### Page extract
Segment Open

So it is with software development. Everyone who takes an idea further than I have is a maniac, and people who haven't taken it as far as me are idiots.


There was a time when I thought all code should have 80% unit test code coverage as a minimum. Anything less was practically unethical, and if you didn't think so, then you hadn't read Clean Code™️ enough times.


On the other hand, Richard Hipp – who tests to 100% code coverage at the machine code level, covering every branch by running billions of tests each release1 – is a testing maniac.

I hope you see where I'm going. This idiot to maniac gradient feels right, but it makes no sense2. How can I be the only the person driving the right speed? Wherever you find yourself along the spectrum is more a reflection of the context in which you work than anything else.

More Examples

Here are some made-up and exaggerated examples:

  • Typescript Developer: JavaScript developers are idiots. Don't they know how many bugs the type system could have caught for them.
  • Typescript Developer: Elm developers are obsessed with types. They are maniacs about using types to catch things at compile time.
  • Go Developer: The JVM is such a heavyweight runtime and uses so much memory.
  • Go Developer: Rust is so complex! Who wants to manage memory manually. Use a GC, you maniacs!
  • Kotlin Developer: Java is so verbose and ugly. Welcome to 2021. Kotlin has a lot of sugar and type improvements that make writing correct code simpler.
  • Kotlin Developer: Scala is for maniacs. There is so much syntactic sugar and type stuff that it's not worth learning about.

I'm not trying to pick on any of these languages - Typescript, Go, and Kotlin are exceptionally well suited to their niche. But contexts vary3, and it takes mental effort to see that people making other trade-offs sometimes have good reasons for it.

Segment Closed

### Data records
Segment Open

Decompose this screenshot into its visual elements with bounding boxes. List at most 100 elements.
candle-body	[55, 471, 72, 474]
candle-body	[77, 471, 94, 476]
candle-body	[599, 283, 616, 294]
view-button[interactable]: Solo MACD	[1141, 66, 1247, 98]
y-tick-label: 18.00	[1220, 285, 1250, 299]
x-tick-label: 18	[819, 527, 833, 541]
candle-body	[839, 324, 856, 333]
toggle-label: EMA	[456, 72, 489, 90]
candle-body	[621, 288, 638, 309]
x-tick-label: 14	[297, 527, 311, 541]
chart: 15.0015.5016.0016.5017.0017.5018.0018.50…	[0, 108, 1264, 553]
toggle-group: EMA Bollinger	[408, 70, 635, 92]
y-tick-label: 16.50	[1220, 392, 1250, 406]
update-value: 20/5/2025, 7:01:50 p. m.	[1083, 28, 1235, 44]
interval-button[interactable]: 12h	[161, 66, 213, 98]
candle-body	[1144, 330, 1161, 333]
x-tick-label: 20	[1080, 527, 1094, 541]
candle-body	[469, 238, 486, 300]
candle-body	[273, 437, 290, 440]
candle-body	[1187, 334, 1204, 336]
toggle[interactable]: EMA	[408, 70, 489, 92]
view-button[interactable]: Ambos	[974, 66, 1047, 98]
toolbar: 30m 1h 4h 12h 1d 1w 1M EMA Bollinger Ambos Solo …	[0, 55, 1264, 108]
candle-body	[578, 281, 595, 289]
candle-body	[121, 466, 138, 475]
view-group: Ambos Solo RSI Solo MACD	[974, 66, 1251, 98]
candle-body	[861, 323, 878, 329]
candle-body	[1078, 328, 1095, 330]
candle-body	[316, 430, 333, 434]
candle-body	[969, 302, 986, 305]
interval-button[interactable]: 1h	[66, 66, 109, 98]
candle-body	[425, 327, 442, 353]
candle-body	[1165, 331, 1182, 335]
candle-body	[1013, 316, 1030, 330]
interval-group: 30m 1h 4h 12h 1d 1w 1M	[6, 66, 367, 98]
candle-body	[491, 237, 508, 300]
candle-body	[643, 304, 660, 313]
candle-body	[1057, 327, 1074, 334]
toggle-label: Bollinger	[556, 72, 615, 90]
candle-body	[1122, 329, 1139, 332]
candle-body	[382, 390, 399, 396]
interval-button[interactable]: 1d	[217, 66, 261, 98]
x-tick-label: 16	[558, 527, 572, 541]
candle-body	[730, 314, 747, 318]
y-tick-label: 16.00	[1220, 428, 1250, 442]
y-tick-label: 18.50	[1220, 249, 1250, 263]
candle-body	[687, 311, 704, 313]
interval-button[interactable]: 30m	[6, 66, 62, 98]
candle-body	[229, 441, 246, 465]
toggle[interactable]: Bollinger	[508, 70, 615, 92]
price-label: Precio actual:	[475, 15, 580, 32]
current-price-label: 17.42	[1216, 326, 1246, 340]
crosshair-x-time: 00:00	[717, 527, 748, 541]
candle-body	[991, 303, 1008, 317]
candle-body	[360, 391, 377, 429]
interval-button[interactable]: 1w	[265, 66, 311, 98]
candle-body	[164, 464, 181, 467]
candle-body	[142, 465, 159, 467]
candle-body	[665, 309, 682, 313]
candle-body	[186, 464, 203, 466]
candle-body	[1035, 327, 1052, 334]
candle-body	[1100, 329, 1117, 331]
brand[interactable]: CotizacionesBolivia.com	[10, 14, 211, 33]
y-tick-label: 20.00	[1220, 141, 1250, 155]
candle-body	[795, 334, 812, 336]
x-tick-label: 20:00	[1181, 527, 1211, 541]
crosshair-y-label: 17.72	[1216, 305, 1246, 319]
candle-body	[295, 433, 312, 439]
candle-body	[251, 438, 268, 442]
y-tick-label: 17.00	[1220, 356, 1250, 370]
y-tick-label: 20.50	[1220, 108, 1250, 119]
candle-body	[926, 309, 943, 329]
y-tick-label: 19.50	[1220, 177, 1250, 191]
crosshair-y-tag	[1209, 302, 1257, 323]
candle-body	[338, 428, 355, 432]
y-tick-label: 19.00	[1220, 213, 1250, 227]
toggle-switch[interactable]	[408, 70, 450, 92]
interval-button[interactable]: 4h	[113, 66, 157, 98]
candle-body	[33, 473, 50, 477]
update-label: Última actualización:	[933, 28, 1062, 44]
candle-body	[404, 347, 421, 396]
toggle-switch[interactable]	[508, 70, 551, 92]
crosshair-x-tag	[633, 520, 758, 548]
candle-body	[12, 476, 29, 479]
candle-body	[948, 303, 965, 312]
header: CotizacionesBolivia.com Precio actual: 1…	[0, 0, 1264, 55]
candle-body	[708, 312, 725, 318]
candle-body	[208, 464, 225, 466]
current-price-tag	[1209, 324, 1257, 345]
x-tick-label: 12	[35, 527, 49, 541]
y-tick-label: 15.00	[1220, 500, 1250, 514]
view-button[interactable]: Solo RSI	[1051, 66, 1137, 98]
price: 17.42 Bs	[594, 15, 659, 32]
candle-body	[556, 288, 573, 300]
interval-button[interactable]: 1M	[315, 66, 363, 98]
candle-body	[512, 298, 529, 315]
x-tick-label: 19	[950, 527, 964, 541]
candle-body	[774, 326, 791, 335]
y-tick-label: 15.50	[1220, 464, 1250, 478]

Segment Closed

### Activities
a - Please output everything in the passage on software development from "On the other" down to "so much memory.", copied word for word.
b - In the passage on software development, what level of code coverage does Richard Hipp test to?

### Exercise responses
a -
On the other hand, Richard Hipp – who tests to 100% code coverage at the machine code level, covering every branch by running billions of tests each release1 – is a testing maniac.

I hope you see where I'm going. This idiot to maniac gradient feels right, but it makes no sense2. How can I be the only the person driving the right speed? Wherever you find yourself along the spectrum is more a reflection of the context in which you work than anything else.

More Examples

Here are some made-up and exaggerated examples:

  • Typescript Developer: JavaScript developers are idiots. Don't they know how many bugs the type system could have caught for them.
  • Typescript Developer: Elm developers are obsessed with types. They are maniacs about using types to catch things at compile time.
  • Go Developer: The JVM is such a heavyweight runtime and uses so much memory.

b - 100% code coverage at the machine code level.